### Written task
Copy the following lines word for word.

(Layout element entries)

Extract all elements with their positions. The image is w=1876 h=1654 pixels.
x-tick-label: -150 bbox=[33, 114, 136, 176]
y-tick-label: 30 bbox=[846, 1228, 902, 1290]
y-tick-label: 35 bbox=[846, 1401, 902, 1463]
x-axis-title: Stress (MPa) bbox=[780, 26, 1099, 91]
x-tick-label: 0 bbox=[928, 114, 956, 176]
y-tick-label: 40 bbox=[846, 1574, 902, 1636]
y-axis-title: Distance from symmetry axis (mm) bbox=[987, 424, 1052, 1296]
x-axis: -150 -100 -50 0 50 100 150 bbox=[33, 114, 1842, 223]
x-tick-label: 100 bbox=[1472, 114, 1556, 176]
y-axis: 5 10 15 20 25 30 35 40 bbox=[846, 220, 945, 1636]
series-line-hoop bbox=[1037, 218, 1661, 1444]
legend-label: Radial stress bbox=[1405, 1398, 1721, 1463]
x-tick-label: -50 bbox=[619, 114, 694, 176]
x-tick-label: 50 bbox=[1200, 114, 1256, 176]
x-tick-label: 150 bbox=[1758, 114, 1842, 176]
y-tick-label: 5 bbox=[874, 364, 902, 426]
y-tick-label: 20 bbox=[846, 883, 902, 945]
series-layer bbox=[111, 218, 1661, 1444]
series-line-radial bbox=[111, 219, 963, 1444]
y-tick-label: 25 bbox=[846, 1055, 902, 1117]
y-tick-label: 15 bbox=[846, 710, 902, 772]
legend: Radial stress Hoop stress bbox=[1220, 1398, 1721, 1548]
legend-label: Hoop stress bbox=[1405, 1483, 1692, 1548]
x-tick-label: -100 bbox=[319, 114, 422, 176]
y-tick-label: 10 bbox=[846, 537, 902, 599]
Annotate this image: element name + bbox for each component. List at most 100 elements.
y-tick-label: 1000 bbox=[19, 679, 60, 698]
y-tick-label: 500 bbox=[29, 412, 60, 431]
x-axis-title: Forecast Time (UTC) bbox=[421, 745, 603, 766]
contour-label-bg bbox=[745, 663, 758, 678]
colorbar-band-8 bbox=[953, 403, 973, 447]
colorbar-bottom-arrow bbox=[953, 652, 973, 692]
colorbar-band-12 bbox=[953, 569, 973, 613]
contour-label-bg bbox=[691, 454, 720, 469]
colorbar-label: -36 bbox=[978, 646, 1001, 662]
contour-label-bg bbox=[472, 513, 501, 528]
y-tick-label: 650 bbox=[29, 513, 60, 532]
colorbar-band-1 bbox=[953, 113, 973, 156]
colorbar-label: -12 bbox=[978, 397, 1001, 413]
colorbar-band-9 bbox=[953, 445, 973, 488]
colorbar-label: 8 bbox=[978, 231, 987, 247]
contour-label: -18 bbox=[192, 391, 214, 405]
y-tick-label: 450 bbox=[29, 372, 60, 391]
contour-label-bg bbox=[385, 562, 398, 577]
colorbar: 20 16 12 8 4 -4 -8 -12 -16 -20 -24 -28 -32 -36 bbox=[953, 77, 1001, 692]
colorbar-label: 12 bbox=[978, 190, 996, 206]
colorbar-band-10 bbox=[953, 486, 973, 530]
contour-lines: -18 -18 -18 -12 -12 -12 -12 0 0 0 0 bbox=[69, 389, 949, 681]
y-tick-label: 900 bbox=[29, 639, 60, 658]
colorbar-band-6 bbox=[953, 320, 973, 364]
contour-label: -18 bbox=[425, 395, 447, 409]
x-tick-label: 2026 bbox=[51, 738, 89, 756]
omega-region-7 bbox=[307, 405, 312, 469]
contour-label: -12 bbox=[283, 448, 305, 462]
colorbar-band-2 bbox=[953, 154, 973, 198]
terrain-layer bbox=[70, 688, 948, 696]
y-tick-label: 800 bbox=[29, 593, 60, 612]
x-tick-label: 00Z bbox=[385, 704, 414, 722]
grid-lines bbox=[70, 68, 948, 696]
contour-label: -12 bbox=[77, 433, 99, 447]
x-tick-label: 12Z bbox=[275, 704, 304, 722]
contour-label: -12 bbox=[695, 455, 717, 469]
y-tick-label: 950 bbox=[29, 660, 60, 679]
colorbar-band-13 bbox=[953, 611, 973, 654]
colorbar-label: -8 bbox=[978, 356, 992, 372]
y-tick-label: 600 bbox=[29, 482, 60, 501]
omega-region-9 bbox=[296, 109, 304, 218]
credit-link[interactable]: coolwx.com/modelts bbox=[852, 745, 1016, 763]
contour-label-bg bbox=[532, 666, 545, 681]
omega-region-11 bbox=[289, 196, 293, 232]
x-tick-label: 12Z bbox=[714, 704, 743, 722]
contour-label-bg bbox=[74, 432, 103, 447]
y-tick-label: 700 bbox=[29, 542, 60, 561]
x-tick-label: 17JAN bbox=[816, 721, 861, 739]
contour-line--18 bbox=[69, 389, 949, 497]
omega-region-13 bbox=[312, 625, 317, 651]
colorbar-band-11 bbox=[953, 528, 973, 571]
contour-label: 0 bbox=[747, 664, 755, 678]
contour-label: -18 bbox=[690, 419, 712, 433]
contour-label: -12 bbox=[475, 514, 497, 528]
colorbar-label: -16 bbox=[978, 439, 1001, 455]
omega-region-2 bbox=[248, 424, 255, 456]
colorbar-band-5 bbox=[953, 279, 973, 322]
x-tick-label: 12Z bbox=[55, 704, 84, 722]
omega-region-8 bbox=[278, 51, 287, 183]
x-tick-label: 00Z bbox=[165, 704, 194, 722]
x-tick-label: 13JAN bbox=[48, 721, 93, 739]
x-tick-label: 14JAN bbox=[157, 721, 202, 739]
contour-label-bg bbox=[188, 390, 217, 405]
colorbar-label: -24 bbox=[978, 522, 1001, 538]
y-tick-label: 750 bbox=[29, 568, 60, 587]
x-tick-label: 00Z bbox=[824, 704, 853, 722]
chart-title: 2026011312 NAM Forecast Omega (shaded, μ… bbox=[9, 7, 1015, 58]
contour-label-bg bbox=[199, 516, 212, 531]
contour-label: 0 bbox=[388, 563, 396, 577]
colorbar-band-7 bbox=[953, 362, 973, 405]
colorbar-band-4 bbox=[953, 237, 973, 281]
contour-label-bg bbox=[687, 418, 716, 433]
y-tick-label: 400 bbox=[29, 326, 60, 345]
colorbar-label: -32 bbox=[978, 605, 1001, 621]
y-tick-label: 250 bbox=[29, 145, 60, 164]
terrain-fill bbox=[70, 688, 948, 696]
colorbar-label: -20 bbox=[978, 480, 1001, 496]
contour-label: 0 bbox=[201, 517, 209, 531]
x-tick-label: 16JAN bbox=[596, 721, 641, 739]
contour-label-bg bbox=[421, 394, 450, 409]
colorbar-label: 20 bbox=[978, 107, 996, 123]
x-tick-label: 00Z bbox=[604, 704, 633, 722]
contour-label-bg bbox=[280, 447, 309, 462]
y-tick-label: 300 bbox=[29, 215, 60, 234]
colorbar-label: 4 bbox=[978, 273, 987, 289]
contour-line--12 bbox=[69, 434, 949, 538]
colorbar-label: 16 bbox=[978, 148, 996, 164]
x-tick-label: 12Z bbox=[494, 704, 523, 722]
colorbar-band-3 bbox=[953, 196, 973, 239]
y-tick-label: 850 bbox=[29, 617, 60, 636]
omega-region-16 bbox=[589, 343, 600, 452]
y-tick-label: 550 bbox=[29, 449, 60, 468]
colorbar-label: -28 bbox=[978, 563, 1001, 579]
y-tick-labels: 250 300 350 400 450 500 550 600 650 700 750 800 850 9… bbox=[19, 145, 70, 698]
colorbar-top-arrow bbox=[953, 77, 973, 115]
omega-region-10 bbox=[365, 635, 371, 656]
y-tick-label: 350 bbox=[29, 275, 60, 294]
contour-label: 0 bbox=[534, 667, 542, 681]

### Answer for the task
Extract all elements with their positions. The image is w=1876 h=1654 pixels.
x-tick-label: -150 bbox=[33, 114, 136, 176]
y-tick-label: 30 bbox=[846, 1228, 902, 1290]
y-tick-label: 35 bbox=[846, 1401, 902, 1463]
x-axis-title: Stress (MPa) bbox=[780, 26, 1099, 91]
x-tick-label: 0 bbox=[928, 114, 956, 176]
y-tick-label: 40 bbox=[846, 1574, 902, 1636]
y-axis-title: Distance from symmetry axis (mm) bbox=[987, 424, 1052, 1296]
x-axis: -150 -100 -50 0 50 100 150 bbox=[33, 114, 1842, 223]
x-tick-label: 100 bbox=[1472, 114, 1556, 176]
y-axis: 5 10 15 20 25 30 35 40 bbox=[846, 220, 945, 1636]
series-line-hoop bbox=[1037, 218, 1661, 1444]
legend-label: Radial stress bbox=[1405, 1398, 1721, 1463]
x-tick-label: -50 bbox=[619, 114, 694, 176]
x-tick-label: 50 bbox=[1200, 114, 1256, 176]
x-tick-label: 150 bbox=[1758, 114, 1842, 176]
y-tick-label: 5 bbox=[874, 364, 902, 426]
y-tick-label: 20 bbox=[846, 883, 902, 945]
series-layer bbox=[111, 218, 1661, 1444]
series-line-radial bbox=[111, 219, 963, 1444]
y-tick-label: 25 bbox=[846, 1055, 902, 1117]
y-tick-label: 15 bbox=[846, 710, 902, 772]
legend: Radial stress Hoop stress bbox=[1220, 1398, 1721, 1548]
legend-label: Hoop stress bbox=[1405, 1483, 1692, 1548]
x-tick-label: -100 bbox=[319, 114, 422, 176]
y-tick-label: 10 bbox=[846, 537, 902, 599]
Annotate this image: element name + bbox for each component. List at most 100 elements.
y-tick-label: 1000 bbox=[19, 679, 60, 698]
y-tick-label: 500 bbox=[29, 412, 60, 431]
x-axis-title: Forecast Time (UTC) bbox=[421, 745, 603, 766]
contour-label-bg bbox=[745, 663, 758, 678]
colorbar-band-8 bbox=[953, 403, 973, 447]
colorbar-bottom-arrow bbox=[953, 652, 973, 692]
colorbar-band-12 bbox=[953, 569, 973, 613]
contour-label-bg bbox=[691, 454, 720, 469]
colorbar-label: -36 bbox=[978, 646, 1001, 662]
contour-label-bg bbox=[472, 513, 501, 528]
y-tick-label: 650 bbox=[29, 513, 60, 532]
colorbar-band-1 bbox=[953, 113, 973, 156]
colorbar-label: -12 bbox=[978, 397, 1001, 413]
colorbar-band-9 bbox=[953, 445, 973, 488]
colorbar-label: 8 bbox=[978, 231, 987, 247]
contour-label: -18 bbox=[192, 391, 214, 405]
y-tick-label: 450 bbox=[29, 372, 60, 391]
contour-label-bg bbox=[385, 562, 398, 577]
colorbar: 20 16 12 8 4 -4 -8 -12 -16 -20 -24 -28 -32 -36 bbox=[953, 77, 1001, 692]
colorbar-label: 12 bbox=[978, 190, 996, 206]
colorbar-band-10 bbox=[953, 486, 973, 530]
contour-lines: -18 -18 -18 -12 -12 -12 -12 0 0 0 0 bbox=[69, 389, 949, 681]
y-tick-label: 900 bbox=[29, 639, 60, 658]
colorbar-band-6 bbox=[953, 320, 973, 364]
contour-label: -18 bbox=[425, 395, 447, 409]
x-tick-label: 2026 bbox=[51, 738, 89, 756]
omega-region-7 bbox=[307, 405, 312, 469]
contour-label: -12 bbox=[283, 448, 305, 462]
colorbar-band-2 bbox=[953, 154, 973, 198]
terrain-layer bbox=[70, 688, 948, 696]
y-tick-label: 800 bbox=[29, 593, 60, 612]
x-tick-label: 00Z bbox=[385, 704, 414, 722]
grid-lines bbox=[70, 68, 948, 696]
contour-label: -12 bbox=[77, 433, 99, 447]
x-tick-label: 12Z bbox=[275, 704, 304, 722]
contour-label: -12 bbox=[695, 455, 717, 469]
y-tick-label: 950 bbox=[29, 660, 60, 679]
colorbar-band-13 bbox=[953, 611, 973, 654]
colorbar-label: -8 bbox=[978, 356, 992, 372]
y-tick-label: 600 bbox=[29, 482, 60, 501]
omega-region-9 bbox=[296, 109, 304, 218]
credit-link[interactable]: coolwx.com/modelts bbox=[852, 745, 1016, 763]
contour-label-bg bbox=[532, 666, 545, 681]
omega-region-11 bbox=[289, 196, 293, 232]
x-tick-label: 12Z bbox=[714, 704, 743, 722]
contour-label-bg bbox=[74, 432, 103, 447]
y-tick-label: 700 bbox=[29, 542, 60, 561]
x-tick-label: 17JAN bbox=[816, 721, 861, 739]
contour-line--18 bbox=[69, 389, 949, 497]
omega-region-13 bbox=[312, 625, 317, 651]
colorbar-band-11 bbox=[953, 528, 973, 571]
contour-label: 0 bbox=[747, 664, 755, 678]
contour-label: -18 bbox=[690, 419, 712, 433]
contour-label: -12 bbox=[475, 514, 497, 528]
colorbar-label: -16 bbox=[978, 439, 1001, 455]
omega-region-2 bbox=[248, 424, 255, 456]
colorbar-band-5 bbox=[953, 279, 973, 322]
x-tick-label: 12Z bbox=[55, 704, 84, 722]
omega-region-8 bbox=[278, 51, 287, 183]
x-tick-label: 00Z bbox=[165, 704, 194, 722]
x-tick-label: 13JAN bbox=[48, 721, 93, 739]
x-tick-label: 14JAN bbox=[157, 721, 202, 739]
contour-label-bg bbox=[188, 390, 217, 405]
colorbar-label: -24 bbox=[978, 522, 1001, 538]
y-tick-label: 750 bbox=[29, 568, 60, 587]
x-tick-label: 00Z bbox=[824, 704, 853, 722]
chart-title: 2026011312 NAM Forecast Omega (shaded, μ… bbox=[9, 7, 1015, 58]
contour-label-bg bbox=[199, 516, 212, 531]
contour-label: 0 bbox=[388, 563, 396, 577]
colorbar-band-7 bbox=[953, 362, 973, 405]
colorbar-band-4 bbox=[953, 237, 973, 281]
contour-label-bg bbox=[687, 418, 716, 433]
y-tick-label: 400 bbox=[29, 326, 60, 345]
colorbar-label: -32 bbox=[978, 605, 1001, 621]
y-tick-label: 250 bbox=[29, 145, 60, 164]
terrain-fill bbox=[70, 688, 948, 696]
colorbar-label: -20 bbox=[978, 480, 1001, 496]
contour-label: 0 bbox=[201, 517, 209, 531]
x-tick-label: 16JAN bbox=[596, 721, 641, 739]
contour-label-bg bbox=[421, 394, 450, 409]
colorbar-label: 20 bbox=[978, 107, 996, 123]
x-tick-label: 00Z bbox=[604, 704, 633, 722]
contour-label-bg bbox=[280, 447, 309, 462]
y-tick-label: 300 bbox=[29, 215, 60, 234]
colorbar-label: 4 bbox=[978, 273, 987, 289]
contour-line--12 bbox=[69, 434, 949, 538]
colorbar-label: 16 bbox=[978, 148, 996, 164]
x-tick-label: 12Z bbox=[494, 704, 523, 722]
colorbar-band-3 bbox=[953, 196, 973, 239]
y-tick-label: 850 bbox=[29, 617, 60, 636]
omega-region-16 bbox=[589, 343, 600, 452]
y-tick-label: 550 bbox=[29, 449, 60, 468]
colorbar-label: -28 bbox=[978, 563, 1001, 579]
y-tick-labels: 250 300 350 400 450 500 550 600 650 700 750 800 850 9… bbox=[19, 145, 70, 698]
colorbar-top-arrow bbox=[953, 77, 973, 115]
omega-region-10 bbox=[365, 635, 371, 656]
y-tick-label: 350 bbox=[29, 275, 60, 294]
contour-label: 0 bbox=[534, 667, 542, 681]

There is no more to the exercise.